'''

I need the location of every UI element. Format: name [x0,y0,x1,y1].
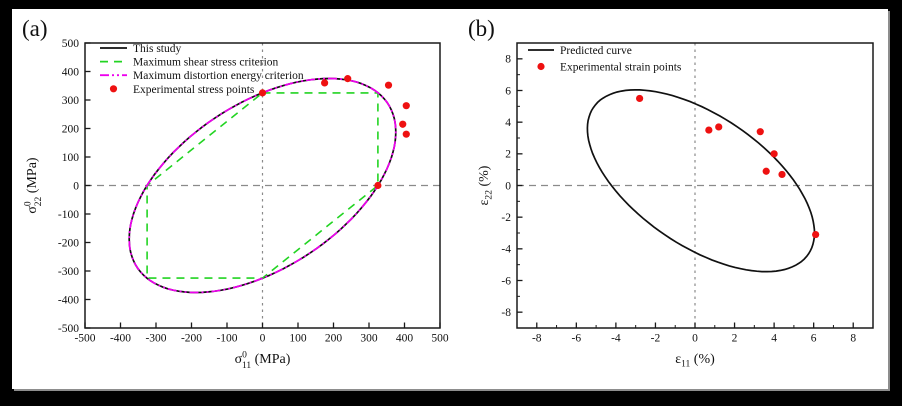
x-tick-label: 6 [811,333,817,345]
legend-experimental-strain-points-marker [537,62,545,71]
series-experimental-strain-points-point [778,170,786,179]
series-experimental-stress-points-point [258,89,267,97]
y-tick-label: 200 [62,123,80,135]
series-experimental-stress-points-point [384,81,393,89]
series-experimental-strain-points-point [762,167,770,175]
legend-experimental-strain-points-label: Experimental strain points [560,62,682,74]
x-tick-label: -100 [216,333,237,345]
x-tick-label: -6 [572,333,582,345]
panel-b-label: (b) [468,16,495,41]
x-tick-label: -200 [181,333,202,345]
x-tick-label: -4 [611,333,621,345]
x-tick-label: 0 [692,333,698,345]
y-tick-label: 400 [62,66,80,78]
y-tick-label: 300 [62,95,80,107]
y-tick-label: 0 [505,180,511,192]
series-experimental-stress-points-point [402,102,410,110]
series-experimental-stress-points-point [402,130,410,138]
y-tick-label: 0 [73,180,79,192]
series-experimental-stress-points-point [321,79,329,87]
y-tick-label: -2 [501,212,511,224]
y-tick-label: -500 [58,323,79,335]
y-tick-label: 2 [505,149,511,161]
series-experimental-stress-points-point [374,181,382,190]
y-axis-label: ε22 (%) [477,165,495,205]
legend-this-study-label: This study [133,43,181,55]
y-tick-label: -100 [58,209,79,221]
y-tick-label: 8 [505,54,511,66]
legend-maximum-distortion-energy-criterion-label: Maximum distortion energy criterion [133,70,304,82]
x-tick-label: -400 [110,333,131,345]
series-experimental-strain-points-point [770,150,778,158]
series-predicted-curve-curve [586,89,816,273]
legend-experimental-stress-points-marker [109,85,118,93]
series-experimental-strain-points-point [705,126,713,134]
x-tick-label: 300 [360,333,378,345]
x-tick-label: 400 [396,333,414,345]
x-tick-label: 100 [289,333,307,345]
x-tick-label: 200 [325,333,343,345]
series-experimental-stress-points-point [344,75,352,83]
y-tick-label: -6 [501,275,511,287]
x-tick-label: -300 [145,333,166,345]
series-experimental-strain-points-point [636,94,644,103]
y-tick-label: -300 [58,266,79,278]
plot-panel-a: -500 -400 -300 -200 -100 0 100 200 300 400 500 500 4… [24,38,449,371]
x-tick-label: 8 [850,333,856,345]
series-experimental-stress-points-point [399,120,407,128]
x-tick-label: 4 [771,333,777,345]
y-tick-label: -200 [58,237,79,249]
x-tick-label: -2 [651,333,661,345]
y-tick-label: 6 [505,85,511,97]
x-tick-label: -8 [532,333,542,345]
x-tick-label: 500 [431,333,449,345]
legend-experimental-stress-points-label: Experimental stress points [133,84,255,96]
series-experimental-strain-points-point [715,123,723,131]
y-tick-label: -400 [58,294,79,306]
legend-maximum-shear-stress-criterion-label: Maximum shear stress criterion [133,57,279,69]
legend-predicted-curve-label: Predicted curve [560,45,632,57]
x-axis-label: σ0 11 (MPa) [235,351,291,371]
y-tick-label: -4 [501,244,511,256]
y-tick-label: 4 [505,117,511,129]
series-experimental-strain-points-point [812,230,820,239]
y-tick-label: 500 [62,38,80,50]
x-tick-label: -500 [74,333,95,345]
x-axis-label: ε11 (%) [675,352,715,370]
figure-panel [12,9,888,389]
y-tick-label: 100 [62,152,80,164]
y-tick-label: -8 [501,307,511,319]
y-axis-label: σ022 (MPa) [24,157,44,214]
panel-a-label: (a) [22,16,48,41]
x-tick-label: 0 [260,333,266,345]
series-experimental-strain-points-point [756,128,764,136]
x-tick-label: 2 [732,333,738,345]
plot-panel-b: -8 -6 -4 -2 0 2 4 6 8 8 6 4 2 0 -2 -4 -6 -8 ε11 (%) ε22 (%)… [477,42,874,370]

'''

Render every line of the items above as a JSON list of strings, one string per line, omitting blank lines and excluding the pictures.

[
  "I need the location of every UI element. Format: name [x0,y0,x1,y1].",
  "x-tick-label: 6 [811,333,817,345]",
  "legend-experimental-strain-points-marker [537,62,545,71]",
  "series-experimental-strain-points-point [778,170,786,179]",
  "series-experimental-stress-points-point [258,89,267,97]",
  "y-tick-label: 200 [62,123,80,135]",
  "series-experimental-stress-points-point [384,81,393,89]",
  "series-experimental-strain-points-point [762,167,770,175]",
  "legend-experimental-strain-points-label: Experimental strain points [560,62,682,74]",
  "x-tick-label: -100 [216,333,237,345]",
  "x-tick-label: -6 [572,333,582,345]",
  "panel-b-label: (b) [468,16,495,41]",
  "x-tick-label: -200 [181,333,202,345]",
  "x-tick-label: -4 [611,333,621,345]",
  "x-tick-label: 0 [692,333,698,345]",
  "y-tick-label: 400 [62,66,80,78]",
  "y-tick-label: 300 [62,95,80,107]",
  "y-tick-label: 0 [505,180,511,192]",
  "series-experimental-stress-points-point [402,102,410,110]",
  "series-experimental-stress-points-point [402,130,410,138]",
  "y-tick-label: 0 [73,180,79,192]",
  "series-experimental-stress-points-point [321,79,329,87]",
  "y-tick-label: -2 [501,212,511,224]",
  "y-tick-label: -500 [58,323,79,335]",
  "y-tick-label: 2 [505,149,511,161]",
  "series-experimental-stress-points-point [374,181,382,190]",
  "y-axis-label: ε22 (%) [477,165,495,205]",
  "legend-this-study-label: This study [133,43,181,55]",
  "y-tick-label: -100 [58,209,79,221]",
  "y-tick-label: 8 [505,54,511,66]",
  "legend-maximum-distortion-energy-criterion-label: Maximum distortion energy criterion [133,70,304,82]",
  "x-tick-label: -400 [110,333,131,345]",
  "series-experimental-strain-points-point [770,150,778,158]",
  "series-predicted-curve-curve [586,89,816,273]",
  "legend-experimental-stress-points-marker [109,85,118,93]",
  "series-experimental-strain-points-point [705,126,713,134]",
  "x-tick-label: 300 [360,333,378,345]",
  "x-tick-label: 400 [396,333,414,345]",
  "x-tick-label: 100 [289,333,307,345]",
  "x-tick-label: 200 [325,333,343,345]",
  "series-experimental-stress-points-point [344,75,352,83]",
  "y-tick-label: -6 [501,275,511,287]",
  "x-tick-label: -300 [145,333,166,345]",
  "series-experimental-strain-points-point [636,94,644,103]",
  "y-tick-label: -300 [58,266,79,278]",
  "plot-panel-a: -500 -400 -300 -200 -100 0 100 200 300 400 500 500 4… [24,38,449,371]",
  "x-tick-label: 8 [850,333,856,345]",
  "series-experimental-stress-points-point [399,120,407,128]",
  "x-tick-label: 4 [771,333,777,345]",
  "y-tick-label: -200 [58,237,79,249]",
  "x-tick-label: -2 [651,333,661,345]",
  "y-tick-label: 6 [505,85,511,97]",
  "x-tick-label: -8 [532,333,542,345]",
  "x-tick-label: 500 [431,333,449,345]",
  "legend-experimental-stress-points-label: Experimental stress points [133,84,255,96]",
  "series-experimental-strain-points-point [715,123,723,131]",
  "y-tick-label: -400 [58,294,79,306]",
  "legend-maximum-shear-stress-criterion-label: Maximum shear stress criterion [133,57,279,69]",
  "legend-predicted-curve-label: Predicted curve [560,45,632,57]",
  "x-axis-label: σ0 11 (MPa) [235,351,291,371]",
  "y-tick-label: -4 [501,244,511,256]",
  "y-tick-label: 4 [505,117,511,129]",
  "series-experimental-strain-points-point [812,230,820,239]",
  "y-tick-label: 500 [62,38,80,50]",
  "x-tick-label: -500 [74,333,95,345]",
  "x-axis-label: ε11 (%) [675,352,715,370]",
  "figure-panel [12,9,888,389]",
  "y-tick-label: 100 [62,152,80,164]",
  "y-tick-label: -8 [501,307,511,319]",
  "y-axis-label: σ022 (MPa) [24,157,44,214]",
  "panel-a-label: (a) [22,16,48,41]",
  "x-tick-label: 0 [260,333,266,345]",
  "series-experimental-strain-points-point [756,128,764,136]",
  "x-tick-label: 2 [732,333,738,345]",
  "plot-panel-b: -8 -6 -4 -2 0 2 4 6 8 8 6 4 2 0 -2 -4 -6 -8 ε11 (%) ε22 (%)… [477,42,874,370]"
]